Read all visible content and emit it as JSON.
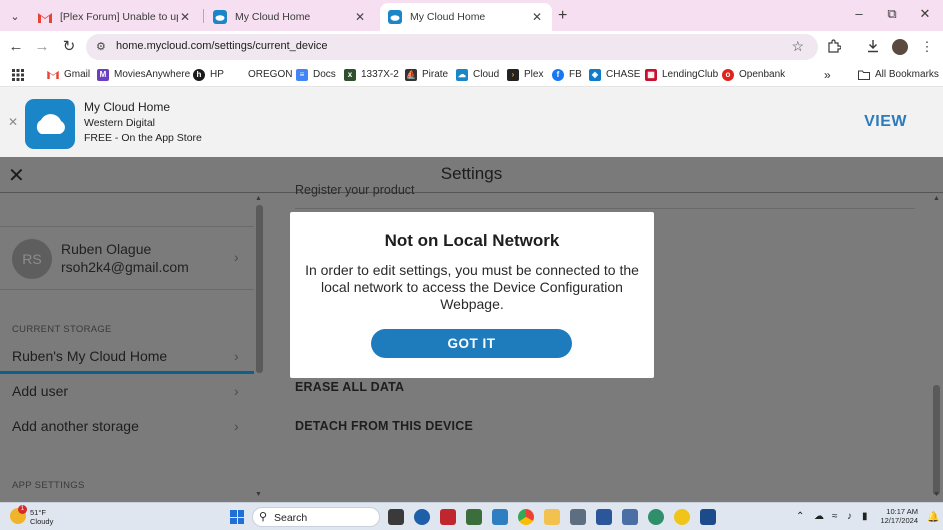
{
  "browser": {
    "tabs": [
      {
        "title": "[Plex Forum] Unable to upload",
        "favicon": "gmail-icon",
        "active": false
      },
      {
        "title": "My Cloud Home",
        "favicon": "mycloud-icon",
        "active": false
      },
      {
        "title": "My Cloud Home",
        "favicon": "mycloud-icon",
        "active": true
      }
    ],
    "url": "home.mycloud.com/settings/current_device",
    "bookmarks": [
      {
        "label": "Gmail",
        "icon": "gmail-icon",
        "color": "#ea4335"
      },
      {
        "label": "MoviesAnywhere",
        "icon": "movies-anywhere-icon",
        "color": "#6b3fbf"
      },
      {
        "label": "HP",
        "icon": "hp-icon",
        "color": "#1a1a1a"
      },
      {
        "label": "OREGON",
        "icon": "",
        "color": ""
      },
      {
        "label": "Docs",
        "icon": "docs-icon",
        "color": "#4285f4"
      },
      {
        "label": "1337X-2",
        "icon": "1337x-icon",
        "color": "#2f4f2f"
      },
      {
        "label": "Pirate",
        "icon": "pirate-icon",
        "color": "#333333"
      },
      {
        "label": "Cloud",
        "icon": "cloud-icon",
        "color": "#1b86c7"
      },
      {
        "label": "Plex",
        "icon": "plex-icon",
        "color": "#e5a00d"
      },
      {
        "label": "FB",
        "icon": "facebook-icon",
        "color": "#1877f2"
      },
      {
        "label": "CHASE",
        "icon": "chase-icon",
        "color": "#117aca"
      },
      {
        "label": "LendingClub",
        "icon": "lendingclub-icon",
        "color": "#c8102e"
      },
      {
        "label": "Openbank",
        "icon": "openbank-icon",
        "color": "#e2231a"
      }
    ],
    "all_bookmarks_label": "All Bookmarks"
  },
  "banner": {
    "app_title": "My Cloud Home",
    "vendor": "Western Digital",
    "price": "FREE - On the App Store",
    "view_label": "VIEW"
  },
  "settings": {
    "title": "Settings",
    "partial_top_text": "Register your product",
    "user": {
      "initials": "RS",
      "name": "Ruben Olague",
      "email": "rsoh2k4@gmail.com"
    },
    "current_storage_label": "CURRENT STORAGE",
    "storage_items": [
      "Ruben's My Cloud Home",
      "Add user",
      "Add another storage"
    ],
    "app_settings_label": "APP SETTINGS",
    "actions": [
      "ERASE ALL DATA",
      "DETACH FROM THIS DEVICE"
    ]
  },
  "modal": {
    "title": "Not on Local Network",
    "body": "In order to edit settings, you must be connected to the local network to access the Device Configuration Webpage.",
    "button_label": "GOT IT"
  },
  "taskbar": {
    "weather_temp": "51°F",
    "weather_cond": "Cloudy",
    "weather_badge": "1",
    "search_label": "Search",
    "time": "10:17 AM",
    "date": "12/17/2024"
  },
  "colors": {
    "accent": "#1e7cbd",
    "tab_strip": "#f6dff0",
    "overlay_gray": "#7b7b7b",
    "view_link": "#2b7bbd"
  }
}
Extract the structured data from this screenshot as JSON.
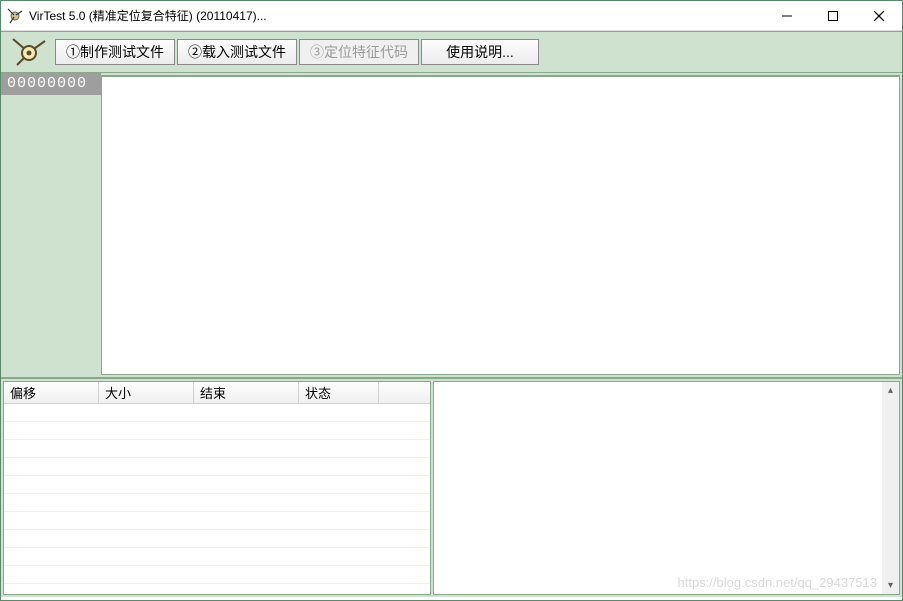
{
  "window": {
    "title": "VirTest 5.0 (精准定位复合特征) (20110417)..."
  },
  "toolbar": {
    "btn1": "①制作测试文件",
    "btn2": "②载入测试文件",
    "btn3": "③定位特征代码",
    "btn4": "使用说明..."
  },
  "gutter": {
    "address": "00000000"
  },
  "table": {
    "headers": [
      "偏移",
      "大小",
      "结束",
      "状态",
      ""
    ]
  },
  "watermark": "https://blog.csdn.net/qq_29437513"
}
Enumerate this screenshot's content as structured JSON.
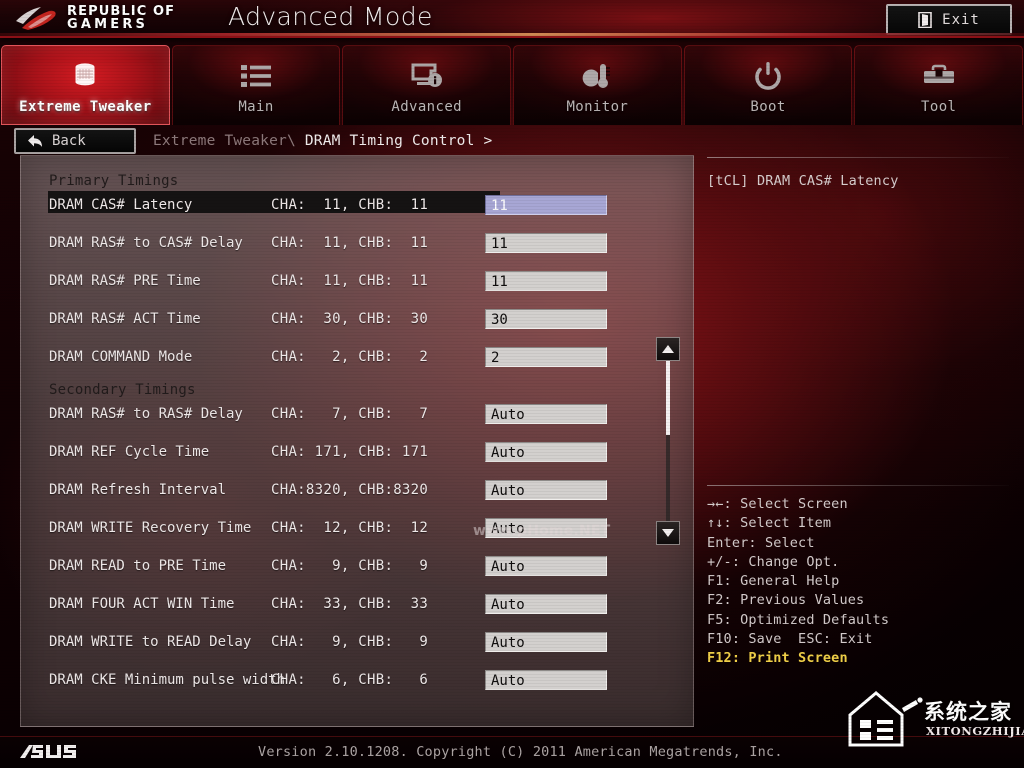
{
  "titlebar": {
    "brand_line1": "REPUBLIC OF",
    "brand_line2": "GAMERS",
    "mode_title": "Advanced Mode",
    "exit_label": "Exit"
  },
  "tabs": [
    {
      "label": "Extreme Tweaker",
      "icon": "overclock-icon",
      "active": true
    },
    {
      "label": "Main",
      "icon": "list-icon",
      "active": false
    },
    {
      "label": "Advanced",
      "icon": "monitor-info-icon",
      "active": false
    },
    {
      "label": "Monitor",
      "icon": "thermometer-icon",
      "active": false
    },
    {
      "label": "Boot",
      "icon": "power-icon",
      "active": false
    },
    {
      "label": "Tool",
      "icon": "toolbox-icon",
      "active": false
    }
  ],
  "navrow": {
    "back_label": "Back",
    "breadcrumb_parent": "Extreme Tweaker\\",
    "breadcrumb_current": "DRAM Timing Control",
    "breadcrumb_suffix": ">"
  },
  "settings": {
    "groups": [
      {
        "title": "Primary Timings",
        "rows": [
          {
            "label": "DRAM CAS# Latency",
            "channels": "CHA:  11, CHB:  11",
            "value": "11",
            "selected": true
          },
          {
            "label": "DRAM RAS# to CAS# Delay",
            "channels": "CHA:  11, CHB:  11",
            "value": "11",
            "selected": false
          },
          {
            "label": "DRAM RAS# PRE Time",
            "channels": "CHA:  11, CHB:  11",
            "value": "11",
            "selected": false
          },
          {
            "label": "DRAM RAS# ACT Time",
            "channels": "CHA:  30, CHB:  30",
            "value": "30",
            "selected": false
          },
          {
            "label": "DRAM COMMAND Mode",
            "channels": "CHA:   2, CHB:   2",
            "value": "2",
            "selected": false
          }
        ]
      },
      {
        "title": "Secondary Timings",
        "rows": [
          {
            "label": "DRAM RAS# to RAS# Delay",
            "channels": "CHA:   7, CHB:   7",
            "value": "Auto",
            "selected": false
          },
          {
            "label": "DRAM REF Cycle Time",
            "channels": "CHA: 171, CHB: 171",
            "value": "Auto",
            "selected": false
          },
          {
            "label": "DRAM Refresh Interval",
            "channels": "CHA:8320, CHB:8320",
            "value": "Auto",
            "selected": false
          },
          {
            "label": "DRAM WRITE Recovery Time",
            "channels": "CHA:  12, CHB:  12",
            "value": "Auto",
            "selected": false
          },
          {
            "label": "DRAM READ to PRE Time",
            "channels": "CHA:   9, CHB:   9",
            "value": "Auto",
            "selected": false
          },
          {
            "label": "DRAM FOUR ACT WIN Time",
            "channels": "CHA:  33, CHB:  33",
            "value": "Auto",
            "selected": false
          },
          {
            "label": "DRAM WRITE to READ Delay",
            "channels": "CHA:   9, CHB:   9",
            "value": "Auto",
            "selected": false
          },
          {
            "label": "DRAM CKE Minimum pulse width",
            "channels": "CHA:   6, CHB:   6",
            "value": "Auto",
            "selected": false
          }
        ]
      }
    ],
    "watermark": "www.pHome.NET"
  },
  "help": {
    "text": "[tCL] DRAM CAS# Latency"
  },
  "legend": {
    "lines": [
      {
        "text": "→←: Select Screen",
        "highlight": false
      },
      {
        "text": "↑↓: Select Item",
        "highlight": false
      },
      {
        "text": "Enter: Select",
        "highlight": false
      },
      {
        "text": "+/-: Change Opt.",
        "highlight": false
      },
      {
        "text": "F1: General Help",
        "highlight": false
      },
      {
        "text": "F2: Previous Values",
        "highlight": false
      },
      {
        "text": "F5: Optimized Defaults",
        "highlight": false
      },
      {
        "text": "F10: Save  ESC: Exit",
        "highlight": false
      },
      {
        "text": "F12: Print Screen",
        "highlight": true
      }
    ]
  },
  "footer": {
    "version": "Version 2.10.1208. Copyright (C) 2011 American Megatrends, Inc.",
    "brand": "ASUS"
  },
  "watermark_corner": {
    "cn": "系统之家",
    "en": "XITONGZHIJIA.NET"
  },
  "colors": {
    "accent_red": "#b4282c",
    "selected_field": "#a7a6d4",
    "field_gray": "#d3d0ce",
    "legend_highlight": "#f0d048"
  }
}
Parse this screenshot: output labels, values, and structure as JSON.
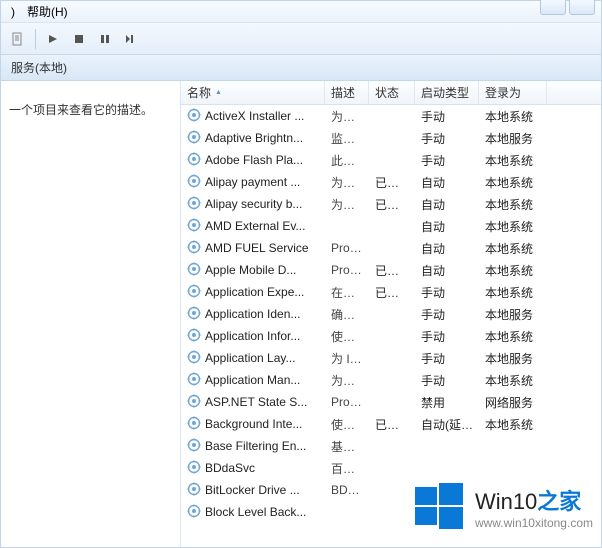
● ● ● ● ●
Written problem>
Locate each line containing the string "Exit" and show it.

The result>
    "exit_label": "Exit"
        "text": "F10: Save  ESC: Exit",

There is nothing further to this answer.